**PROMPT:** Omit the pictures and output every entry below exactly as written.

-------- DATASET ROWS

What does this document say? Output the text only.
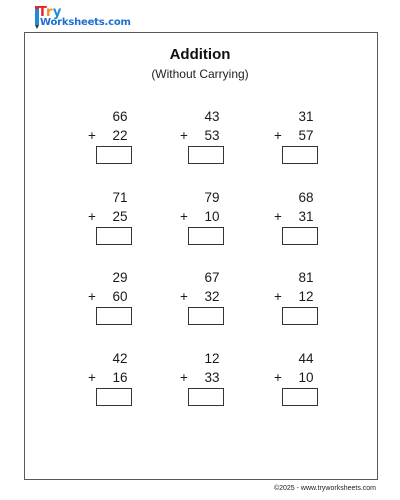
Try
Worksheets.com
Addition
(Without Carrying)
66
+	22
43
+	53
31
+	57
71
+	25
79
+	10
68
+	31
29
+	60
67
+	32
81
+	12
42
+	16
12
+	33
44
+	10
©2025 - www.tryworksheets.com
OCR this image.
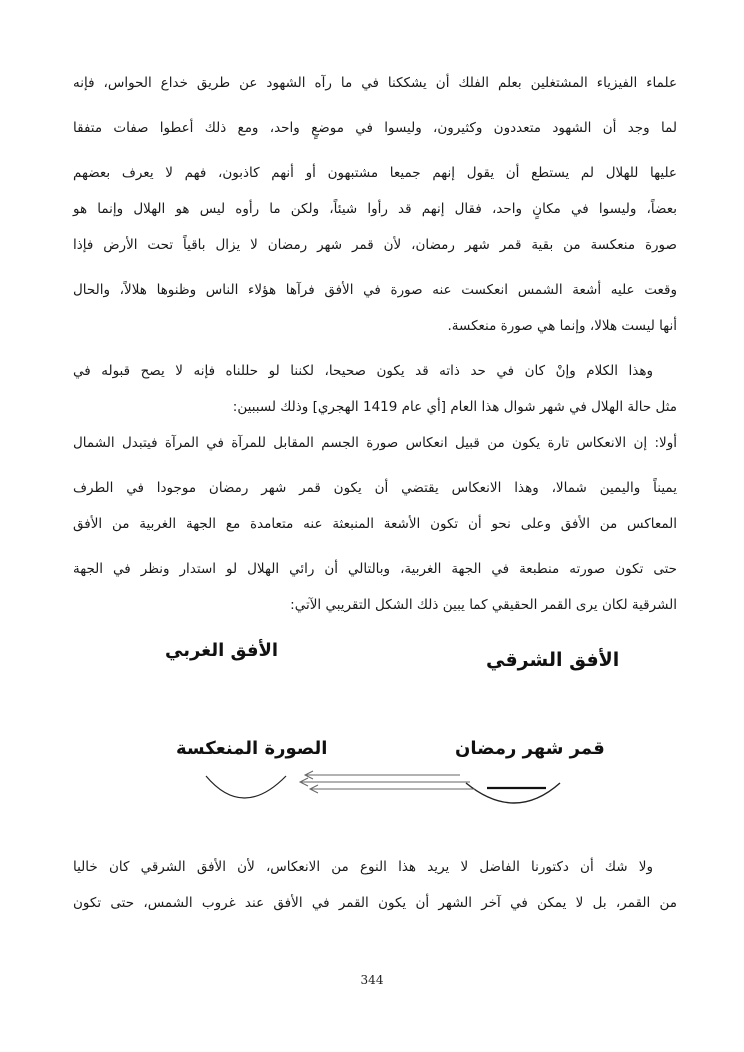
علماء الفيزياء المشتغلين بعلم الفلك أن يشككنا في ما رآه الشهود عن طريق خداع الحواس، فإنه
لما وجد أن الشهود متعددون وكثيرون، وليسوا في موضعٍ واحد، ومع ذلك أعطوا صفات متفقا
عليها للهلال لم يستطع أن يقول إنهم جميعا مشتبهون أو أنهم كاذبون، فهم لا يعرف بعضهم
بعضاً، وليسوا في مكانٍ واحد، فقال إنهم قد رأوا شيئاً، ولكن ما رأوه ليس هو الهلال وإنما هو
صورة منعكسة من بقية قمر شهر رمضان، لأن قمر شهر رمضان لا يزال باقياً تحت الأرض فإذا
وقعت عليه أشعة الشمس انعكست عنه صورة في الأفق فرآها هؤلاء الناس وظنوها هلالاً، والحال
أنها ليست هلالا، وإنما هي صورة منعكسة.
وهذا الكلام وإنْ كان في حد ذاته قد يكون صحيحا، لكننا لو حللناه فإنه لا يصح قبوله في
مثل حالة الهلال في شهر شوال هذا العام [أي عام 1419 الهجري] وذلك لسببين:
أولا: إن الانعكاس تارة يكون من قبيل انعكاس صورة الجسم المقابل للمرآة في المرآة فيتبدل الشمال
يميناً واليمين شمالا، وهذا الانعكاس يقتضي أن يكون قمر شهر رمضان موجودا في الطرف
المعاكس من الأفق وعلى نحو أن تكون الأشعة المنبعثة عنه متعامدة مع الجهة الغربية من الأفق
حتى تكون صورته منطبعة في الجهة الغربية، وبالتالي أن رائي الهلال لو استدار ونظر في الجهة
الشرقية لكان يرى القمر الحقيقي كما يبين ذلك الشكل التقريبي الآتي:
الأفق الغربي	الأفق الشرقي
الصورة المنعكسة	قمر شهر رمضان
ولا شك أن دكتورنا الفاضل لا يريد هذا النوع من الانعكاس، لأن الأفق الشرقي كان خاليا
من القمر، بل لا يمكن في آخر الشهر أن يكون القمر في الأفق عند غروب الشمس، حتى تكون
344
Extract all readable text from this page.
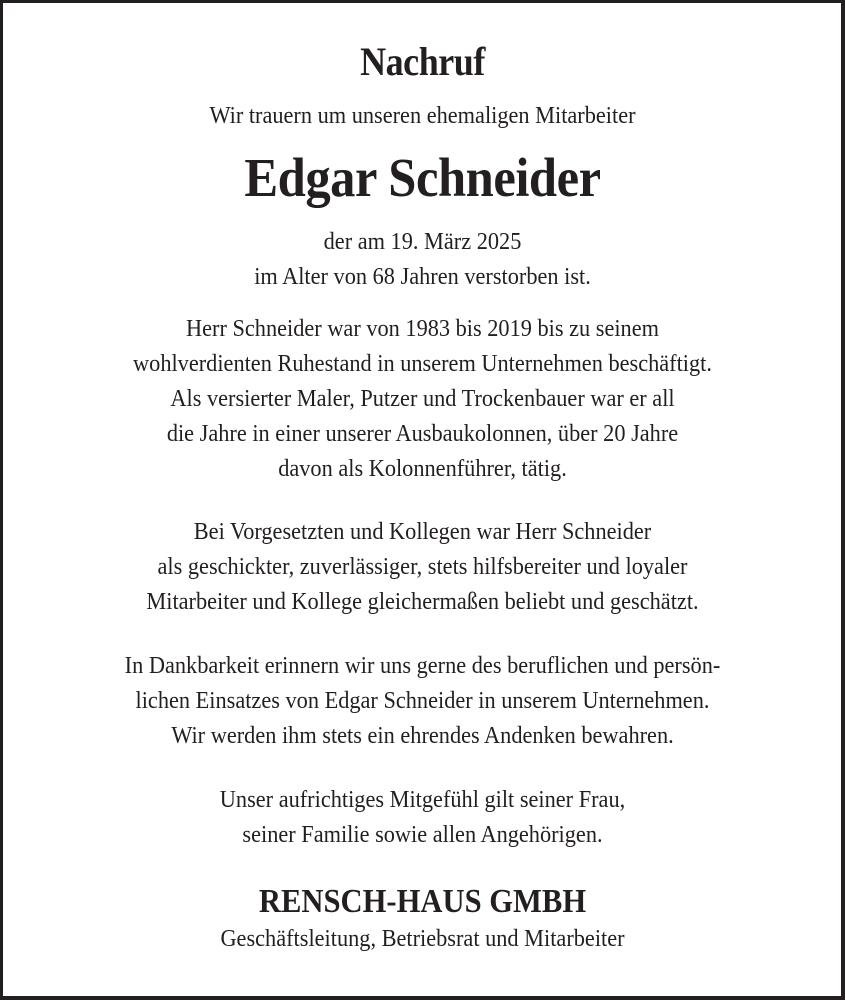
Nachruf
Wir trauern um unseren ehemaligen Mitarbeiter
Edgar Schneider
der am 19. März 2025
im Alter von 68 Jahren verstorben ist.
Herr Schneider war von 1983 bis 2019 bis zu seinem
wohlverdienten Ruhestand in unserem Unternehmen beschäftigt.
Als versierter Maler, Putzer und Trockenbauer war er all
die Jahre in einer unserer Ausbaukolonnen, über 20 Jahre
davon als Kolonnenführer, tätig.
Bei Vorgesetzten und Kollegen war Herr Schneider
als geschickter, zuverlässiger, stets hilfsbereiter und loyaler
Mitarbeiter und Kollege gleichermaßen beliebt und geschätzt.
In Dankbarkeit erinnern wir uns gerne des beruflichen und persön-
lichen Einsatzes von Edgar Schneider in unserem Unternehmen.
Wir werden ihm stets ein ehrendes Andenken bewahren.
Unser aufrichtiges Mitgefühl gilt seiner Frau,
seiner Familie sowie allen Angehörigen.
RENSCH-HAUS GMBH
Geschäftsleitung, Betriebsrat und Mitarbeiter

----------------

**ANSWER TO THIS TASK:**
What does this document say? Output the text only.
Try
Worksheets.com
Addition
(Without Carrying)
66
+	22
43
+	53
31
+	57
71
+	25
79
+	10
68
+	31
29
+	60
67
+	32
81
+	12
42
+	16
12
+	33
44
+	10
©2025 - www.tryworksheets.com
OCR this image.
علماء الفيزياء المشتغلين بعلم الفلك أن يشككنا في ما رآه الشهود عن طريق خداع الحواس، فإنه
لما وجد أن الشهود متعددون وكثيرون، وليسوا في موضعٍ واحد، ومع ذلك أعطوا صفات متفقا
عليها للهلال لم يستطع أن يقول إنهم جميعا مشتبهون أو أنهم كاذبون، فهم لا يعرف بعضهم
بعضاً، وليسوا في مكانٍ واحد، فقال إنهم قد رأوا شيئاً، ولكن ما رأوه ليس هو الهلال وإنما هو
صورة منعكسة من بقية قمر شهر رمضان، لأن قمر شهر رمضان لا يزال باقياً تحت الأرض فإذا
وقعت عليه أشعة الشمس انعكست عنه صورة في الأفق فرآها هؤلاء الناس وظنوها هلالاً، والحال
أنها ليست هلالا، وإنما هي صورة منعكسة.
وهذا الكلام وإنْ كان في حد ذاته قد يكون صحيحا، لكننا لو حللناه فإنه لا يصح قبوله في
مثل حالة الهلال في شهر شوال هذا العام [أي عام 1419 الهجري] وذلك لسببين:
أولا: إن الانعكاس تارة يكون من قبيل انعكاس صورة الجسم المقابل للمرآة في المرآة فيتبدل الشمال
يميناً واليمين شمالا، وهذا الانعكاس يقتضي أن يكون قمر شهر رمضان موجودا في الطرف
المعاكس من الأفق وعلى نحو أن تكون الأشعة المنبعثة عنه متعامدة مع الجهة الغربية من الأفق
حتى تكون صورته منطبعة في الجهة الغربية، وبالتالي أن رائي الهلال لو استدار ونظر في الجهة
الشرقية لكان يرى القمر الحقيقي كما يبين ذلك الشكل التقريبي الآتي:
الأفق الغربي	الأفق الشرقي
الصورة المنعكسة	قمر شهر رمضان
ولا شك أن دكتورنا الفاضل لا يريد هذا النوع من الانعكاس، لأن الأفق الشرقي كان خاليا
من القمر، بل لا يمكن في آخر الشهر أن يكون القمر في الأفق عند غروب الشمس، حتى تكون
344
Extract all readable text from this page.
Nachruf
Wir trauern um unseren ehemaligen Mitarbeiter
Edgar Schneider
der am 19. März 2025
im Alter von 68 Jahren verstorben ist.
Herr Schneider war von 1983 bis 2019 bis zu seinem
wohlverdienten Ruhestand in unserem Unternehmen beschäftigt.
Als versierter Maler, Putzer und Trockenbauer war er all
die Jahre in einer unserer Ausbaukolonnen, über 20 Jahre
davon als Kolonnenführer, tätig.
Bei Vorgesetzten und Kollegen war Herr Schneider
als geschickter, zuverlässiger, stets hilfsbereiter und loyaler
Mitarbeiter und Kollege gleichermaßen beliebt und geschätzt.
In Dankbarkeit erinnern wir uns gerne des beruflichen und persön-
lichen Einsatzes von Edgar Schneider in unserem Unternehmen.
Wir werden ihm stets ein ehrendes Andenken bewahren.
Unser aufrichtiges Mitgefühl gilt seiner Frau,
seiner Familie sowie allen Angehörigen.
RENSCH-HAUS GMBH
Geschäftsleitung, Betriebsrat und Mitarbeiter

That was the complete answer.